§ Problem details
Count how many lines below contain the word "banyak", then give that number alone.

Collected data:
************

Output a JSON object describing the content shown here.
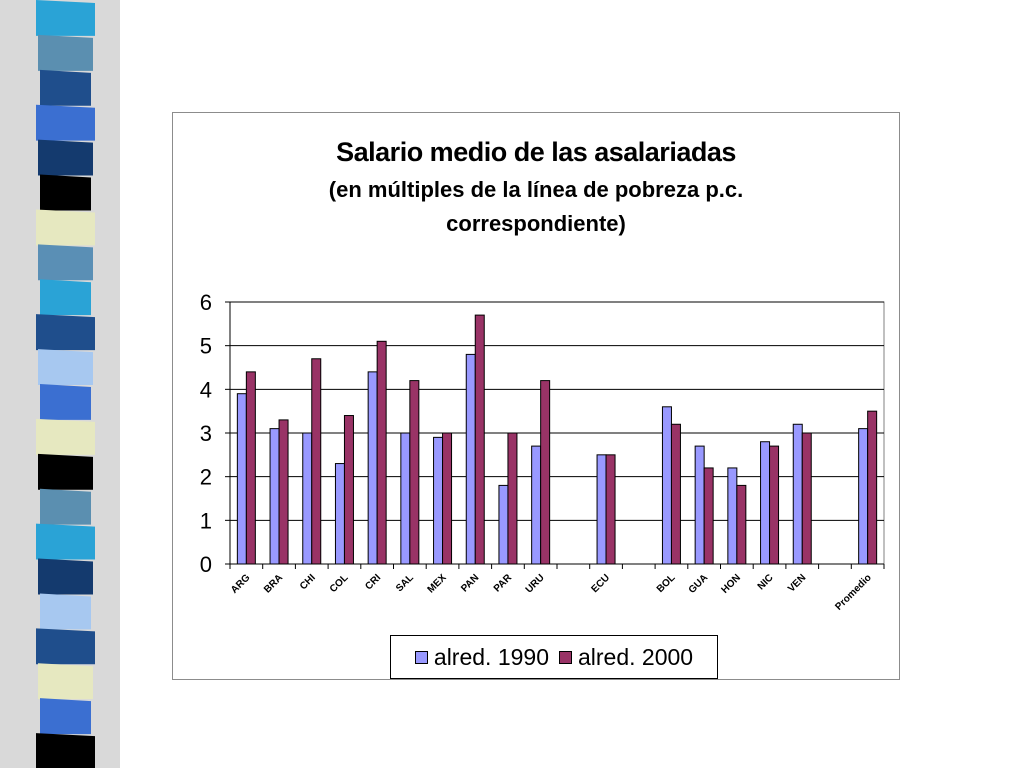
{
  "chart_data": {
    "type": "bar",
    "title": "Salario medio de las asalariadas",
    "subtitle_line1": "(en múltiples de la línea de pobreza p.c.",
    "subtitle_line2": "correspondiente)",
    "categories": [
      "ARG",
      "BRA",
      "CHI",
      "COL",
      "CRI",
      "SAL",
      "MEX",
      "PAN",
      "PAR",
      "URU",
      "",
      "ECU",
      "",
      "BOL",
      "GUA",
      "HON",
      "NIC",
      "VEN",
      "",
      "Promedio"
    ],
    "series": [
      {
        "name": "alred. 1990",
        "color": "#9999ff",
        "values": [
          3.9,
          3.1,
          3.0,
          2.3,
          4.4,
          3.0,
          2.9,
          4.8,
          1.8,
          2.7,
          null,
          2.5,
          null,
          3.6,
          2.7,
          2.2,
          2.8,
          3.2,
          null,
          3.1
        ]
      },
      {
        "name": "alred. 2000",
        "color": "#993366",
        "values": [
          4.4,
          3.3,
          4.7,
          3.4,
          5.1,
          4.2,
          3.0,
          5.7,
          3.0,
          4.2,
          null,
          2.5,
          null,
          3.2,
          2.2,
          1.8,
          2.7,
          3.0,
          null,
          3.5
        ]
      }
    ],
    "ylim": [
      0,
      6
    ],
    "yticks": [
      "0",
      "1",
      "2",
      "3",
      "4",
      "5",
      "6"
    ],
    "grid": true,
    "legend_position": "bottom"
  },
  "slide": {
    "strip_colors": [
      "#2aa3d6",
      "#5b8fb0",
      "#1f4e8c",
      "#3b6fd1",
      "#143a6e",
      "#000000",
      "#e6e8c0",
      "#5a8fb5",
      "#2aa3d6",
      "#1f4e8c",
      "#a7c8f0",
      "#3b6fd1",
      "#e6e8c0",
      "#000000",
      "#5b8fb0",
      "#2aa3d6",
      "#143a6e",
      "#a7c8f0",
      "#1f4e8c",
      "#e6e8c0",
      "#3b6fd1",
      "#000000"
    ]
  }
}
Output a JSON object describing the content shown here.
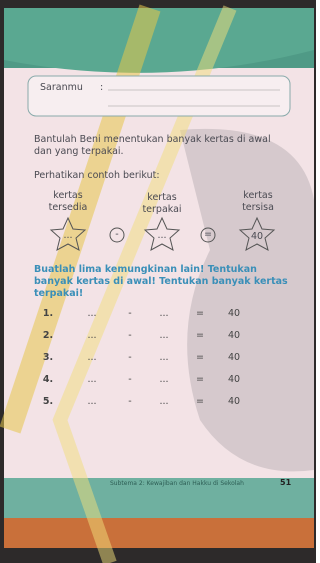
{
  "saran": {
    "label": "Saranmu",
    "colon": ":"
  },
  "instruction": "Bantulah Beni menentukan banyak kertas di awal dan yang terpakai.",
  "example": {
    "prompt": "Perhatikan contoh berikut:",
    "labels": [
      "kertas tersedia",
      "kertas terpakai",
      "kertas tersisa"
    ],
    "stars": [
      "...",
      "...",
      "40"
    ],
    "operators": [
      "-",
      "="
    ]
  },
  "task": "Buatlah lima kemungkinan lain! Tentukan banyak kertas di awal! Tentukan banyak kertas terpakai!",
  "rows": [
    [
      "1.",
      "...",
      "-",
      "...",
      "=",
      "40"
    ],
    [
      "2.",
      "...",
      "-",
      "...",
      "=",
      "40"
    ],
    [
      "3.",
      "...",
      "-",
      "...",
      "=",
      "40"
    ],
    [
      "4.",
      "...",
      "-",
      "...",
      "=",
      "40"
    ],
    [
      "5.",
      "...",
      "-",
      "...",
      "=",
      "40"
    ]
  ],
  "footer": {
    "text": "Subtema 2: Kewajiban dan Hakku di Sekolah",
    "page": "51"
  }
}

************

§ Completed task
2